PROBLEM DETAILS: Convert every line of the item below into a JSON array of strings, one string per line, omitting any blank lines.

WORKING DATA:
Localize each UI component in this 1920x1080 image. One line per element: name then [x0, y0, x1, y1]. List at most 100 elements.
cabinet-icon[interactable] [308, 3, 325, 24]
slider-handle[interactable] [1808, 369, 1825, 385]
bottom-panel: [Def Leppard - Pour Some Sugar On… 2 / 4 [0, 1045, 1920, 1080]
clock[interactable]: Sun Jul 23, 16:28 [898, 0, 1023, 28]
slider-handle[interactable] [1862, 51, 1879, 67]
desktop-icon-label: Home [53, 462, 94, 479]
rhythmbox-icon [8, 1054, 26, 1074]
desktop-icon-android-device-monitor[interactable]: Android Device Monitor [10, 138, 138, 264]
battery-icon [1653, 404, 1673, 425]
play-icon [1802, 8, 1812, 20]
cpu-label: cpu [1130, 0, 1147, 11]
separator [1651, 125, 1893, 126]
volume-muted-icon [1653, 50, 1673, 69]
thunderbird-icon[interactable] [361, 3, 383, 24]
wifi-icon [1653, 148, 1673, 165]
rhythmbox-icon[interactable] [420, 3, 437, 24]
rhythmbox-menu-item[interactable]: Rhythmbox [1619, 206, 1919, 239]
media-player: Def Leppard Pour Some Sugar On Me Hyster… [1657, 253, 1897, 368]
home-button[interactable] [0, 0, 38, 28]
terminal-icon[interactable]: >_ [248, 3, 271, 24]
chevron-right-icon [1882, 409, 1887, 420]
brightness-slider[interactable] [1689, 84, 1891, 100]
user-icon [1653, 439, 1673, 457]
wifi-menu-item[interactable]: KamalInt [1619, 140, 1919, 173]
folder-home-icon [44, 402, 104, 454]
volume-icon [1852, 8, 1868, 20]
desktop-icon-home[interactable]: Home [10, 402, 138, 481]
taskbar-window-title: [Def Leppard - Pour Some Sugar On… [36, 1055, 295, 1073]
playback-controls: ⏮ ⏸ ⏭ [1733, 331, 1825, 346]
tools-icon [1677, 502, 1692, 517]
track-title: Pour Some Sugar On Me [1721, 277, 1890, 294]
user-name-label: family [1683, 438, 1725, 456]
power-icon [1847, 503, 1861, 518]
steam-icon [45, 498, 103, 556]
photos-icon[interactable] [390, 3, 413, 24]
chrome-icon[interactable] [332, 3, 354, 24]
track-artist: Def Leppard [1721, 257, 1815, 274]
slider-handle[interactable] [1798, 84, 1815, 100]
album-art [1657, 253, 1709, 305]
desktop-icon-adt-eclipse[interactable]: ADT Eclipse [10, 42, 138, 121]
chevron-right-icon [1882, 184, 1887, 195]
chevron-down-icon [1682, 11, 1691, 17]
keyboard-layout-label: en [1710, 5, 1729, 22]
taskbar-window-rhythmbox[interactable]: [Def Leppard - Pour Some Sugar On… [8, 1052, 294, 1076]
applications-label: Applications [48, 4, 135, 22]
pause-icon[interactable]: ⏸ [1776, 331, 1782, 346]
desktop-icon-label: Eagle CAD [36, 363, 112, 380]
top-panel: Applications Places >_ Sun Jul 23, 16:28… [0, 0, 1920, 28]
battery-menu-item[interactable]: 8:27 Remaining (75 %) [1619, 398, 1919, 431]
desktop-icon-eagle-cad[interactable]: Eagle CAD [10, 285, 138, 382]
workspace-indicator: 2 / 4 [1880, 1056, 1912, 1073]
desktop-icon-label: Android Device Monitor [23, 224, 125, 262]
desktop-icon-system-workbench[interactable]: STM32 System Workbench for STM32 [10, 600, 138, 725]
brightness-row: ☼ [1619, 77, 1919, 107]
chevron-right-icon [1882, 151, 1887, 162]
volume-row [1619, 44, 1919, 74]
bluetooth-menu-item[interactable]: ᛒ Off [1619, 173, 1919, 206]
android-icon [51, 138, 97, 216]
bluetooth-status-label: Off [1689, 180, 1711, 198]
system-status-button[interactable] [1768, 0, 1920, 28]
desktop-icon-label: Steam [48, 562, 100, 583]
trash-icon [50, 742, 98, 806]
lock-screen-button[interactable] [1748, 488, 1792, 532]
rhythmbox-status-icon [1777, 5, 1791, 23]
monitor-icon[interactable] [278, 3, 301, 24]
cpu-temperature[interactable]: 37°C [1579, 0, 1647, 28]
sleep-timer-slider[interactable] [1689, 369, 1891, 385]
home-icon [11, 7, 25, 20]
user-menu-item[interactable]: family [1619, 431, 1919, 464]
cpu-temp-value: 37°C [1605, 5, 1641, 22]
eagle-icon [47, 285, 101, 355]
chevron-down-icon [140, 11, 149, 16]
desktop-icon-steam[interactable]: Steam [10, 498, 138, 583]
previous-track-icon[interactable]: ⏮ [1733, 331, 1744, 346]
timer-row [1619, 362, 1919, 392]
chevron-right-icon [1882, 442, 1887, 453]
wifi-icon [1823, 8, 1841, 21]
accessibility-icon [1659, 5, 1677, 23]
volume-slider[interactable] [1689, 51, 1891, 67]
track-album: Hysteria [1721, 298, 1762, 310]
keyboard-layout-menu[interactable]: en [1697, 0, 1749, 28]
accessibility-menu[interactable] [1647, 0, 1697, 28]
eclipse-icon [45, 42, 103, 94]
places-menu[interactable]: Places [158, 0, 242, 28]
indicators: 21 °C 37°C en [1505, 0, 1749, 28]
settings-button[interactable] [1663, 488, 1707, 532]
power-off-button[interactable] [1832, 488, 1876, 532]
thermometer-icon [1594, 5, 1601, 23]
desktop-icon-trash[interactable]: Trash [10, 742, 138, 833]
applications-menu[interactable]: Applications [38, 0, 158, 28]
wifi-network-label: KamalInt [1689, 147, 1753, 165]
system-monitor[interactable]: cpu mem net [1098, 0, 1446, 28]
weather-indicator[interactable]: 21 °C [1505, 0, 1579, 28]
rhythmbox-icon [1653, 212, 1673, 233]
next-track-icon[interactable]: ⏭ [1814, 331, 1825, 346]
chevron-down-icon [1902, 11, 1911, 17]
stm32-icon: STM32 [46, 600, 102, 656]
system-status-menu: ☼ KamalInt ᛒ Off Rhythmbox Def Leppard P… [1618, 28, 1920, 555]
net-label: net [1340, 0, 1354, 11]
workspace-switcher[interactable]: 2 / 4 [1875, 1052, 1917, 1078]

RESULT OF THE TASK:
[
  "Localize each UI component in this 1920x1080 image. One line per element: name then [x0, y0, x1, y1]. List at most 100 elements.",
  "cabinet-icon[interactable] [308, 3, 325, 24]",
  "slider-handle[interactable] [1808, 369, 1825, 385]",
  "bottom-panel: [Def Leppard - Pour Some Sugar On… 2 / 4 [0, 1045, 1920, 1080]",
  "clock[interactable]: Sun Jul 23, 16:28 [898, 0, 1023, 28]",
  "slider-handle[interactable] [1862, 51, 1879, 67]",
  "desktop-icon-label: Home [53, 462, 94, 479]",
  "rhythmbox-icon [8, 1054, 26, 1074]",
  "desktop-icon-android-device-monitor[interactable]: Android Device Monitor [10, 138, 138, 264]",
  "battery-icon [1653, 404, 1673, 425]",
  "play-icon [1802, 8, 1812, 20]",
  "cpu-label: cpu [1130, 0, 1147, 11]",
  "separator [1651, 125, 1893, 126]",
  "volume-muted-icon [1653, 50, 1673, 69]",
  "thunderbird-icon[interactable] [361, 3, 383, 24]",
  "wifi-icon [1653, 148, 1673, 165]",
  "rhythmbox-icon[interactable] [420, 3, 437, 24]",
  "rhythmbox-menu-item[interactable]: Rhythmbox [1619, 206, 1919, 239]",
  "media-player: Def Leppard Pour Some Sugar On Me Hyster… [1657, 253, 1897, 368]",
  "home-button[interactable] [0, 0, 38, 28]",
  "terminal-icon[interactable]: >_ [248, 3, 271, 24]",
  "chevron-right-icon [1882, 409, 1887, 420]",
  "brightness-slider[interactable] [1689, 84, 1891, 100]",
  "user-icon [1653, 439, 1673, 457]",
  "wifi-menu-item[interactable]: KamalInt [1619, 140, 1919, 173]",
  "folder-home-icon [44, 402, 104, 454]",
  "volume-icon [1852, 8, 1868, 20]",
  "desktop-icon-home[interactable]: Home [10, 402, 138, 481]",
  "taskbar-window-title: [Def Leppard - Pour Some Sugar On… [36, 1055, 295, 1073]",
  "playback-controls: ⏮ ⏸ ⏭ [1733, 331, 1825, 346]",
  "tools-icon [1677, 502, 1692, 517]",
  "track-title: Pour Some Sugar On Me [1721, 277, 1890, 294]",
  "user-name-label: family [1683, 438, 1725, 456]",
  "power-icon [1847, 503, 1861, 518]",
  "steam-icon [45, 498, 103, 556]",
  "photos-icon[interactable] [390, 3, 413, 24]",
  "chrome-icon[interactable] [332, 3, 354, 24]",
  "track-artist: Def Leppard [1721, 257, 1815, 274]",
  "slider-handle[interactable] [1798, 84, 1815, 100]",
  "album-art [1657, 253, 1709, 305]",
  "desktop-icon-adt-eclipse[interactable]: ADT Eclipse [10, 42, 138, 121]",
  "chevron-right-icon [1882, 184, 1887, 195]",
  "chevron-down-icon [1682, 11, 1691, 17]",
  "keyboard-layout-label: en [1710, 5, 1729, 22]",
  "taskbar-window-rhythmbox[interactable]: [Def Leppard - Pour Some Sugar On… [8, 1052, 294, 1076]",
  "applications-label: Applications [48, 4, 135, 22]",
  "pause-icon[interactable]: ⏸ [1776, 331, 1782, 346]",
  "desktop-icon-label: Eagle CAD [36, 363, 112, 380]",
  "top-panel: Applications Places >_ Sun Jul 23, 16:28… [0, 0, 1920, 28]",
  "battery-menu-item[interactable]: 8:27 Remaining (75 %) [1619, 398, 1919, 431]",
  "desktop-icon-eagle-cad[interactable]: Eagle CAD [10, 285, 138, 382]",
  "workspace-indicator: 2 / 4 [1880, 1056, 1912, 1073]",
  "desktop-icon-label: Android Device Monitor [23, 224, 125, 262]",
  "desktop-icon-system-workbench[interactable]: STM32 System Workbench for STM32 [10, 600, 138, 725]",
  "brightness-row: ☼ [1619, 77, 1919, 107]",
  "chevron-right-icon [1882, 151, 1887, 162]",
  "volume-row [1619, 44, 1919, 74]",
  "bluetooth-menu-item[interactable]: ᛒ Off [1619, 173, 1919, 206]",
  "android-icon [51, 138, 97, 216]",
  "bluetooth-status-label: Off [1689, 180, 1711, 198]",
  "system-status-button[interactable] [1768, 0, 1920, 28]",
  "desktop-icon-label: Steam [48, 562, 100, 583]",
  "trash-icon [50, 742, 98, 806]",
  "lock-screen-button[interactable] [1748, 488, 1792, 532]",
  "rhythmbox-status-icon [1777, 5, 1791, 23]",
  "monitor-icon[interactable] [278, 3, 301, 24]",
  "cpu-temperature[interactable]: 37°C [1579, 0, 1647, 28]",
  "sleep-timer-slider[interactable] [1689, 369, 1891, 385]",
  "home-icon [11, 7, 25, 20]",
  "user-menu-item[interactable]: family [1619, 431, 1919, 464]",
  "cpu-temp-value: 37°C [1605, 5, 1641, 22]",
  "eagle-icon [47, 285, 101, 355]",
  "chevron-down-icon [140, 11, 149, 16]",
  "desktop-icon-steam[interactable]: Steam [10, 498, 138, 583]",
  "previous-track-icon[interactable]: ⏮ [1733, 331, 1744, 346]",
  "timer-row [1619, 362, 1919, 392]",
  "chevron-right-icon [1882, 442, 1887, 453]",
  "wifi-icon [1823, 8, 1841, 21]",
  "accessibility-icon [1659, 5, 1677, 23]",
  "volume-slider[interactable] [1689, 51, 1891, 67]",
  "track-album: Hysteria [1721, 298, 1762, 310]",
  "keyboard-layout-menu[interactable]: en [1697, 0, 1749, 28]",
  "accessibility-menu[interactable] [1647, 0, 1697, 28]",
  "eclipse-icon [45, 42, 103, 94]",
  "places-menu[interactable]: Places [158, 0, 242, 28]",
  "indicators: 21 °C 37°C en [1505, 0, 1749, 28]",
  "settings-button[interactable] [1663, 488, 1707, 532]",
  "power-off-button[interactable] [1832, 488, 1876, 532]",
  "thermometer-icon [1594, 5, 1601, 23]",
  "desktop-icon-trash[interactable]: Trash [10, 742, 138, 833]",
  "applications-menu[interactable]: Applications [38, 0, 158, 28]",
  "wifi-network-label: KamalInt [1689, 147, 1753, 165]",
  "system-monitor[interactable]: cpu mem net [1098, 0, 1446, 28]",
  "weather-indicator[interactable]: 21 °C [1505, 0, 1579, 28]",
  "rhythmbox-icon [1653, 212, 1673, 233]",
  "next-track-icon[interactable]: ⏭ [1814, 331, 1825, 346]",
  "chevron-down-icon [1902, 11, 1911, 17]",
  "stm32-icon: STM32 [46, 600, 102, 656]",
  "system-status-menu: ☼ KamalInt ᛒ Off Rhythmbox Def Leppard P… [1618, 28, 1920, 555]",
  "net-label: net [1340, 0, 1354, 11]",
  "workspace-switcher[interactable]: 2 / 4 [1875, 1052, 1917, 1078]"
]